11. STOCK-BASED COMPENSATION

The Corporation has established a stock-based compensation plan whereby officers, employees, directors and consultants may be granted options to purchase common shares at a fixed price not less than the fair market value of the stock at the time of grant, subject to certain conditions being met. Stock options granted under this plan vest over a three year period at the rate of one-third on each anniversary date of the stock option grant. All stock options granted are for a five year term.

In order to calculate the compensation expense, the fair value of the stock options or performance warrants is estimated using the Black-Scholes option-pricing model that takes into account, as of the grant date: exercise price, expected life, current price, expected volatility, expected dividends, and risk-free interest rates.

Stock Options

For the three and nine months ended September 30, 2009, the Corporation recorded $1.4 million and $5.0 million (three and nine months ended September 30, 2008 - $1.4 million and $4.0 million) of non-cash stock-based compensation expense and a corresponding increase to contributed surplus related to the issuance of stock options. During the three and nine months ended September 30, 2009, the Corporation also recorded a cash stock-based compensation expense of $NIL and $NIL (three and nine months ended September 30, 2008 - $NIL and $20,000) related to cash paid to cancel vested stock options during the period.

Using the fair value method, the weighted average fair value of stock options granted during the three and nine months ended September 30, 2009 was $NIL and $2.78 (three and nine months ended September 30, 2008 - $6.48 and $5.02) per option, respectively. No stock options were granted during the three months ended September 30, 2009.

At September 30, 2009, the Corporation's Amended and Restated Stock Option Plan permitted the grant of options in respect of 12,326,744 common shares (September 30, 2008 - 11,239,597). At September 30, 2009, there remained available for issuance options in respect of 4,483,925 common shares (September 30, 2008 - 5,123,476)

A summary of the Corporation's outstanding stock options during the nine months ended September 30, 2009 is presented below:



----------------------------------------------------------------------------
Weighted
Average
Exercise
Number Price ($)
----------------------------------------------------------------------------
----------------------------------------------------------------------------
Outstanding, December 31, 2008 6,324,221 5.58
Granted 3,236,900 5.02
Exercised (146,665) (4.15)
Forfeited (278,667) (6.02)
----------------------------------------------------------------------------
Outstanding, March 31, 2009 9,135,789 5.40
Granted 208,000 6.46
Exercised (265,002) (3.18)
Forfeited (93,834) (4.52)
----------------------------------------------------------------------------
Outstanding, June 30, 2009 8,984,953 5.50
Granted - -
Exercised (459,799) (4.18)
Forfeited (682,335) (6.64)

## Box coordinate listings
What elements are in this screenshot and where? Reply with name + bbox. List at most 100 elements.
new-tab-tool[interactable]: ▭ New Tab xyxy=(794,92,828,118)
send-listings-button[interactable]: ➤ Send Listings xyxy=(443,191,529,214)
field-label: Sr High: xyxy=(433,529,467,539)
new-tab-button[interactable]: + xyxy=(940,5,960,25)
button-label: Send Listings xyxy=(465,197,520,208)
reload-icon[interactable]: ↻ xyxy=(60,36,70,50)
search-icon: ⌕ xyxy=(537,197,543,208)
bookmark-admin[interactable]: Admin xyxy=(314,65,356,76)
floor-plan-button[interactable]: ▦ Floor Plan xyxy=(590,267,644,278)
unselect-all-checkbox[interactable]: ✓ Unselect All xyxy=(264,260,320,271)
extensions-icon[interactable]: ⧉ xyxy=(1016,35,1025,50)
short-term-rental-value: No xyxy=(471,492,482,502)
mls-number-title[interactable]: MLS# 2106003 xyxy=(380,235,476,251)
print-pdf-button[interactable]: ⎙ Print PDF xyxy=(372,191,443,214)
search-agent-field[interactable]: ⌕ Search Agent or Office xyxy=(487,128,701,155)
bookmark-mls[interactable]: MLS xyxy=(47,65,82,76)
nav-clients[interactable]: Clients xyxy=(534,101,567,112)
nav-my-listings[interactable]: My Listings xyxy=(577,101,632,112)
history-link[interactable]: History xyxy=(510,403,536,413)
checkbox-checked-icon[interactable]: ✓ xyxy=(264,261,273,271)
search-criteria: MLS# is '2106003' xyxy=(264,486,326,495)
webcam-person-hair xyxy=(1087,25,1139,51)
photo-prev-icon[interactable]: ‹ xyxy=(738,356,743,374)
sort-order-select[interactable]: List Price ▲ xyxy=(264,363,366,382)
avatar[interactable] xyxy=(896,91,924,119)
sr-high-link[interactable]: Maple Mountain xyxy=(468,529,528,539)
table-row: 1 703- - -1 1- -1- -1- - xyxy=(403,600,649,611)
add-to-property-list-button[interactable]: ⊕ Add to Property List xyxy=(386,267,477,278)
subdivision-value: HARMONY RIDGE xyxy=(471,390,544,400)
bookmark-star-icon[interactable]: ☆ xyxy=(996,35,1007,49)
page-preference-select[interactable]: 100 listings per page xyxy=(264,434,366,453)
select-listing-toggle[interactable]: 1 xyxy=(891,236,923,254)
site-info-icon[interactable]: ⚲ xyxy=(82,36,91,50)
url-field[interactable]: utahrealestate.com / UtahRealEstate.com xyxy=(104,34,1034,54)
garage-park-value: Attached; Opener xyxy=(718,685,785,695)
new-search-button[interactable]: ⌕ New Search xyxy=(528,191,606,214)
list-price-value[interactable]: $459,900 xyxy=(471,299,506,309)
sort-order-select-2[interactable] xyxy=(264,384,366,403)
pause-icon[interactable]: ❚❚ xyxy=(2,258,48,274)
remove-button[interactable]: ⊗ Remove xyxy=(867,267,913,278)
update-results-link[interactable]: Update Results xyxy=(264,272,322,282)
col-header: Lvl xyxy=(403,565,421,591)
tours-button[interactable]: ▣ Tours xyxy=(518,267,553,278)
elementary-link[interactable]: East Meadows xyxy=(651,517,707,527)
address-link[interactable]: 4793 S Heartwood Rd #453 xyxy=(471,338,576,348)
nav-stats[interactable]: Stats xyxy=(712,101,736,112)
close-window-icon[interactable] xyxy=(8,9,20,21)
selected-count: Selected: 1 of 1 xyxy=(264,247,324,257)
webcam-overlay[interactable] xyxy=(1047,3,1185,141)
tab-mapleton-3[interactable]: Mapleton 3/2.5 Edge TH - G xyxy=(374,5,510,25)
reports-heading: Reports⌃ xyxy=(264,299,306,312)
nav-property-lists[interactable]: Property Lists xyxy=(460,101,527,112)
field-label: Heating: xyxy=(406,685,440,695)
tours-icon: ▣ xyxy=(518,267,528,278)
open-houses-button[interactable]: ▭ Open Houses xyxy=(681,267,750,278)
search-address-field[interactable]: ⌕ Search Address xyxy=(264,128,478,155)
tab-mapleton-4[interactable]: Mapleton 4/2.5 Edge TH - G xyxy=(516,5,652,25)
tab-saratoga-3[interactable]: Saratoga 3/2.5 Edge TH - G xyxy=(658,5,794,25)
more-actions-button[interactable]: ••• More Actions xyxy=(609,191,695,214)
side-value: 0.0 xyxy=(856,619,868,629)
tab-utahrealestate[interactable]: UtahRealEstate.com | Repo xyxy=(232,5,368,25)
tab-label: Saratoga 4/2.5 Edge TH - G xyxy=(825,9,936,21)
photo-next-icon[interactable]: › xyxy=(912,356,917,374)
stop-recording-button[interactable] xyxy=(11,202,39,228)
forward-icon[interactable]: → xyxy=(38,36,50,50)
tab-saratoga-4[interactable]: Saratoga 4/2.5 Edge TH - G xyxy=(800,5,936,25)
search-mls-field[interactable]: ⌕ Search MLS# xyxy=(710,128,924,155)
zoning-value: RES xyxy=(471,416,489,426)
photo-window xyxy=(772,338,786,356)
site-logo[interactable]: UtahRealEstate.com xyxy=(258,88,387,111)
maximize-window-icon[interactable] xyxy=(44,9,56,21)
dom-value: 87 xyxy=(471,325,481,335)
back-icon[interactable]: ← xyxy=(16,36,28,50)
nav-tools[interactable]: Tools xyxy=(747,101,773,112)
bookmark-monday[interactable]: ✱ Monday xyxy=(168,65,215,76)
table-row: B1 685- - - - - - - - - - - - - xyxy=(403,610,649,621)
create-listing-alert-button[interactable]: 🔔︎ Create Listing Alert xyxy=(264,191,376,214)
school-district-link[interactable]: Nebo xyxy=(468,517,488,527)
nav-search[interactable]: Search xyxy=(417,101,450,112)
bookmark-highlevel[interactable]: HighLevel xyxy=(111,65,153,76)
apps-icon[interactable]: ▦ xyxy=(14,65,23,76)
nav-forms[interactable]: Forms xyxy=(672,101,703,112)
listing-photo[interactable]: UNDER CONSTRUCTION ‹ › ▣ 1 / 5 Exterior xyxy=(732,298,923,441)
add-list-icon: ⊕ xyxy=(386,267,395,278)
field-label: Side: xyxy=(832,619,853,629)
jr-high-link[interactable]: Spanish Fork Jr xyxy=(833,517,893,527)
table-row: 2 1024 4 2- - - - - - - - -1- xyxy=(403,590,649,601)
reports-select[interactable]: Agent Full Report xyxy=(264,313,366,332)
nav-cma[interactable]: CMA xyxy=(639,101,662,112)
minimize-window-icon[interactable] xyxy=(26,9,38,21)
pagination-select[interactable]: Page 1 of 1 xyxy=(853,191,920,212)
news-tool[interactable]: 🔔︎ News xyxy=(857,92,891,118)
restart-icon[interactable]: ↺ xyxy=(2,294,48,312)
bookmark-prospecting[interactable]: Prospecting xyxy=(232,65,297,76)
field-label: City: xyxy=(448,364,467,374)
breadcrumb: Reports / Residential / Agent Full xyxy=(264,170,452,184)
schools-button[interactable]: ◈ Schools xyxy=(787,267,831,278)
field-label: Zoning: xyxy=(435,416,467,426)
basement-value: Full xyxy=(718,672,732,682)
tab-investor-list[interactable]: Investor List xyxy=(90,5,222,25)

## Goal 1
Print the passage of the stock-based compensation note that lies between "The Corporation has" and "risk-free interest rates.", inclusive.
## Goal 2
Output the lines of the records from the very first line through the line containing "nav-clients[interactable]: Clients xyxy=(534,101,567,112)", inclusive, and nothing else.

## Correct output 1
The Corporation has established a stock-based compensation plan whereby officers, employees, directors and consultants may be granted options to purchase common shares at a fixed price not less than the fair market value of the stock at the time of grant, subject to certain conditions being met. Stock options granted under this plan vest over a three year period at the rate of one-third on each anniversary date of the stock option grant. All stock options granted are for a five year term.

In order to calculate the compensation expense, the fair value of the stock options or performance warrants is estimated using the Black-Scholes option-pricing model that takes into account, as of the grant date: exercise price, expected life, current price, expected volatility, expected dividends, and risk-free interest rates.

## Correct output 2
What elements are in this screenshot and where? Reply with name + bbox. List at most 100 elements.
new-tab-tool[interactable]: ▭ New Tab xyxy=(794,92,828,118)
send-listings-button[interactable]: ➤ Send Listings xyxy=(443,191,529,214)
field-label: Sr High: xyxy=(433,529,467,539)
new-tab-button[interactable]: + xyxy=(940,5,960,25)
button-label: Send Listings xyxy=(465,197,520,208)
reload-icon[interactable]: ↻ xyxy=(60,36,70,50)
search-icon: ⌕ xyxy=(537,197,543,208)
bookmark-admin[interactable]: Admin xyxy=(314,65,356,76)
floor-plan-button[interactable]: ▦ Floor Plan xyxy=(590,267,644,278)
unselect-all-checkbox[interactable]: ✓ Unselect All xyxy=(264,260,320,271)
extensions-icon[interactable]: ⧉ xyxy=(1016,35,1025,50)
short-term-rental-value: No xyxy=(471,492,482,502)
mls-number-title[interactable]: MLS# 2106003 xyxy=(380,235,476,251)
print-pdf-button[interactable]: ⎙ Print PDF xyxy=(372,191,443,214)
search-agent-field[interactable]: ⌕ Search Agent or Office xyxy=(487,128,701,155)
bookmark-mls[interactable]: MLS xyxy=(47,65,82,76)
nav-clients[interactable]: Clients xyxy=(534,101,567,112)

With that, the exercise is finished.